◆ Records from a collection ◆
========================================

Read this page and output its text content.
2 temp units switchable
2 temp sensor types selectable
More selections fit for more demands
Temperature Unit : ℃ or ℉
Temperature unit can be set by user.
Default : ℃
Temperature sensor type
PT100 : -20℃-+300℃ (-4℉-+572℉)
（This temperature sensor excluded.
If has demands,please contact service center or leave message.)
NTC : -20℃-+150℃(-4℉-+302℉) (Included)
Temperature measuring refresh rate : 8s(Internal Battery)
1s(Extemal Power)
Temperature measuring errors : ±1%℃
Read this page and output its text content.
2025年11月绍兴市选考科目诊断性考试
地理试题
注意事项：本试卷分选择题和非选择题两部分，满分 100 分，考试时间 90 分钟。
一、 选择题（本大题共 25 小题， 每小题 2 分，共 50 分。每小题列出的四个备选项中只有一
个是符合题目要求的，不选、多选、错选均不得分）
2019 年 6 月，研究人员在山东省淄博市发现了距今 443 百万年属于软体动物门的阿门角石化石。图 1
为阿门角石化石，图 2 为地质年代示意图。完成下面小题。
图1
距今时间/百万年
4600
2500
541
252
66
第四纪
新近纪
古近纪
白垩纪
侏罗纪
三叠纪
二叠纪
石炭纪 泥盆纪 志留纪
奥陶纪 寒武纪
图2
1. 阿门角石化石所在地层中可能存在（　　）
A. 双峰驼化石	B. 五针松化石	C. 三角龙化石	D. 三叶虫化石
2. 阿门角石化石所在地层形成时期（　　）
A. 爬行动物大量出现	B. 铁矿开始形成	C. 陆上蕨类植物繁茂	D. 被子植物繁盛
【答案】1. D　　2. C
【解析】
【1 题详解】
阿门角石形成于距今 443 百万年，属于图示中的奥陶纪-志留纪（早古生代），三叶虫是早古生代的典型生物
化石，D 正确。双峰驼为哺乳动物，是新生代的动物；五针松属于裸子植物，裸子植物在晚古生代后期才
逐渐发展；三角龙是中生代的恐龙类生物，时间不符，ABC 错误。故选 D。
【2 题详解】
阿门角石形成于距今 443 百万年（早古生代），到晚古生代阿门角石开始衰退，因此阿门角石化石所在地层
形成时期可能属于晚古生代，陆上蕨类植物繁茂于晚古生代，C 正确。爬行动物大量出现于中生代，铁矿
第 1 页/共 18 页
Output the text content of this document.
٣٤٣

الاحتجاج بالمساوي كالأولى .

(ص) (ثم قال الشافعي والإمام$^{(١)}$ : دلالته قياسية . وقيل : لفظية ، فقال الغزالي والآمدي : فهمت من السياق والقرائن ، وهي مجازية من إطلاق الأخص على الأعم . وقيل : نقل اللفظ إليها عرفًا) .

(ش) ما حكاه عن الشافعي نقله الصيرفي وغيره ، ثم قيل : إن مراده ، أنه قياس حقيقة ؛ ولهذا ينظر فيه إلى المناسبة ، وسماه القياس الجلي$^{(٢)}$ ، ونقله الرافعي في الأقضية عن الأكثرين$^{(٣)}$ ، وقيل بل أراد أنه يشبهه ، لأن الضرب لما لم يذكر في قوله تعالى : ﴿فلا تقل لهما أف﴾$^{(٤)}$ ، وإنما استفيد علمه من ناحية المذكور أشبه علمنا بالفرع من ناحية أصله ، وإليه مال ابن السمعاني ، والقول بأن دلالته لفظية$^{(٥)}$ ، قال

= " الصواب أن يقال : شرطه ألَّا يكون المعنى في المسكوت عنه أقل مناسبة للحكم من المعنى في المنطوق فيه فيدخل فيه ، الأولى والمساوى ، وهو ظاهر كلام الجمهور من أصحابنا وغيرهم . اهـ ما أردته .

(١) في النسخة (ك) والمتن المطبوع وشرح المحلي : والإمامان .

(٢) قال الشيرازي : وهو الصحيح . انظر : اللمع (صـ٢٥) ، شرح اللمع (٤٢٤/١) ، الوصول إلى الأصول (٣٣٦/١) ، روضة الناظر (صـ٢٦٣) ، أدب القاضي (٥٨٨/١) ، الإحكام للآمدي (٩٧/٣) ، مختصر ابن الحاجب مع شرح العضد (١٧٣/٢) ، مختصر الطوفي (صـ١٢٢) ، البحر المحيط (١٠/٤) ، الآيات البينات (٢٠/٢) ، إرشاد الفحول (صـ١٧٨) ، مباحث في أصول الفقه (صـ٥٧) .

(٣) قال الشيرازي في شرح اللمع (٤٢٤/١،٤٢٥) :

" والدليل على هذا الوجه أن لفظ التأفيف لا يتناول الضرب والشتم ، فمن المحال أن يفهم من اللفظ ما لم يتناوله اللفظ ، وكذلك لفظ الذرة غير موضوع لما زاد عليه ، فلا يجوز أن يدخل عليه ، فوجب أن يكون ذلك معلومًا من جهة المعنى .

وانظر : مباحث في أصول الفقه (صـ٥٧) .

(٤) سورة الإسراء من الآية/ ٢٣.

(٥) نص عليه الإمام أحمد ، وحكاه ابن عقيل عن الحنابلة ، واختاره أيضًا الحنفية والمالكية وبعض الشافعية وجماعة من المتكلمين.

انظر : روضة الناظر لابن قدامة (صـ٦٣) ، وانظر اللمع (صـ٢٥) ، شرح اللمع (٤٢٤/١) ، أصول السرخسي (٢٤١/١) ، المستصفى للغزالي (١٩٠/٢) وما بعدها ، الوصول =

========================================

◆ Exercise prompt ◆
Retype the listing. Match it exactly.

◆ Task output ◆
Read this page and output its text content.
2 temp units switchable
2 temp sensor types selectable
More selections fit for more demands
Temperature Unit : ℃ or ℉
Temperature unit can be set by user.
Default : ℃
Temperature sensor type
PT100 : -20℃-+300℃ (-4℉-+572℉)
（This temperature sensor excluded.
If has demands,please contact service center or leave message.)
NTC : -20℃-+150℃(-4℉-+302℉) (Included)
Temperature measuring refresh rate : 8s(Internal Battery)
1s(Extemal Power)
Temperature measuring errors : ±1%℃
Read this page and output its text content.
2025年11月绍兴市选考科目诊断性考试
地理试题
注意事项：本试卷分选择题和非选择题两部分，满分 100 分，考试时间 90 分钟。
一、 选择题（本大题共 25 小题， 每小题 2 分，共 50 分。每小题列出的四个备选项中只有一
个是符合题目要求的，不选、多选、错选均不得分）
2019 年 6 月，研究人员在山东省淄博市发现了距今 443 百万年属于软体动物门的阿门角石化石。图 1
为阿门角石化石，图 2 为地质年代示意图。完成下面小题。
图1
距今时间/百万年
4600
2500
541
252
66
第四纪
新近纪
古近纪
白垩纪
侏罗纪
三叠纪
二叠纪
石炭纪 泥盆纪 志留纪
奥陶纪 寒武纪
图2
1. 阿门角石化石所在地层中可能存在（　　）
A. 双峰驼化石	B. 五针松化石	C. 三角龙化石	D. 三叶虫化石
2. 阿门角石化石所在地层形成时期（　　）
A. 爬行动物大量出现	B. 铁矿开始形成	C. 陆上蕨类植物繁茂	D. 被子植物繁盛
【答案】1. D　　2. C
【解析】
【1 题详解】
阿门角石形成于距今 443 百万年，属于图示中的奥陶纪-志留纪（早古生代），三叶虫是早古生代的典型生物
化石，D 正确。双峰驼为哺乳动物，是新生代的动物；五针松属于裸子植物，裸子植物在晚古生代后期才
逐渐发展；三角龙是中生代的恐龙类生物，时间不符，ABC 错误。故选 D。
【2 题详解】
阿门角石形成于距今 443 百万年（早古生代），到晚古生代阿门角石开始衰退，因此阿门角石化石所在地层
形成时期可能属于晚古生代，陆上蕨类植物繁茂于晚古生代，C 正确。爬行动物大量出现于中生代，铁矿
第 1 页/共 18 页
Output the text content of this document.
٣٤٣

الاحتجاج بالمساوي كالأولى .

(ص) (ثم قال الشافعي والإمام$^{(١)}$ : دلالته قياسية . وقيل : لفظية ، فقال الغزالي والآمدي : فهمت من السياق والقرائن ، وهي مجازية من إطلاق الأخص على الأعم . وقيل : نقل اللفظ إليها عرفًا) .

(ش) ما حكاه عن الشافعي نقله الصيرفي وغيره ، ثم قيل : إن مراده ، أنه قياس حقيقة ؛ ولهذا ينظر فيه إلى المناسبة ، وسماه القياس الجلي$^{(٢)}$ ، ونقله الرافعي في الأقضية عن الأكثرين$^{(٣)}$ ، وقيل بل أراد أنه يشبهه ، لأن الضرب لما لم يذكر في قوله تعالى : ﴿فلا تقل لهما أف﴾$^{(٤)}$ ، وإنما استفيد علمه من ناحية المذكور أشبه علمنا بالفرع من ناحية أصله ، وإليه مال ابن السمعاني ، والقول بأن دلالته لفظية$^{(٥)}$ ، قال

= " الصواب أن يقال : شرطه ألَّا يكون المعنى في المسكوت عنه أقل مناسبة للحكم من المعنى في المنطوق فيه فيدخل فيه ، الأولى والمساوى ، وهو ظاهر كلام الجمهور من أصحابنا وغيرهم . اهـ ما أردته .

(١) في النسخة (ك) والمتن المطبوع وشرح المحلي : والإمامان .

(٢) قال الشيرازي : وهو الصحيح . انظر : اللمع (صـ٢٥) ، شرح اللمع (٤٢٤/١) ، الوصول إلى الأصول (٣٣٦/١) ، روضة الناظر (صـ٢٦٣) ، أدب القاضي (٥٨٨/١) ، الإحكام للآمدي (٩٧/٣) ، مختصر ابن الحاجب مع شرح العضد (١٧٣/٢) ، مختصر الطوفي (صـ١٢٢) ، البحر المحيط (١٠/٤) ، الآيات البينات (٢٠/٢) ، إرشاد الفحول (صـ١٧٨) ، مباحث في أصول الفقه (صـ٥٧) .

(٣) قال الشيرازي في شرح اللمع (٤٢٤/١،٤٢٥) :

" والدليل على هذا الوجه أن لفظ التأفيف لا يتناول الضرب والشتم ، فمن المحال أن يفهم من اللفظ ما لم يتناوله اللفظ ، وكذلك لفظ الذرة غير موضوع لما زاد عليه ، فلا يجوز أن يدخل عليه ، فوجب أن يكون ذلك معلومًا من جهة المعنى .

وانظر : مباحث في أصول الفقه (صـ٥٧) .

(٤) سورة الإسراء من الآية/ ٢٣.

(٥) نص عليه الإمام أحمد ، وحكاه ابن عقيل عن الحنابلة ، واختاره أيضًا الحنفية والمالكية وبعض الشافعية وجماعة من المتكلمين.

انظر : روضة الناظر لابن قدامة (صـ٦٣) ، وانظر اللمع (صـ٢٥) ، شرح اللمع (٤٢٤/١) ، أصول السرخسي (٢٤١/١) ، المستصفى للغزالي (١٩٠/٢) وما بعدها ، الوصول =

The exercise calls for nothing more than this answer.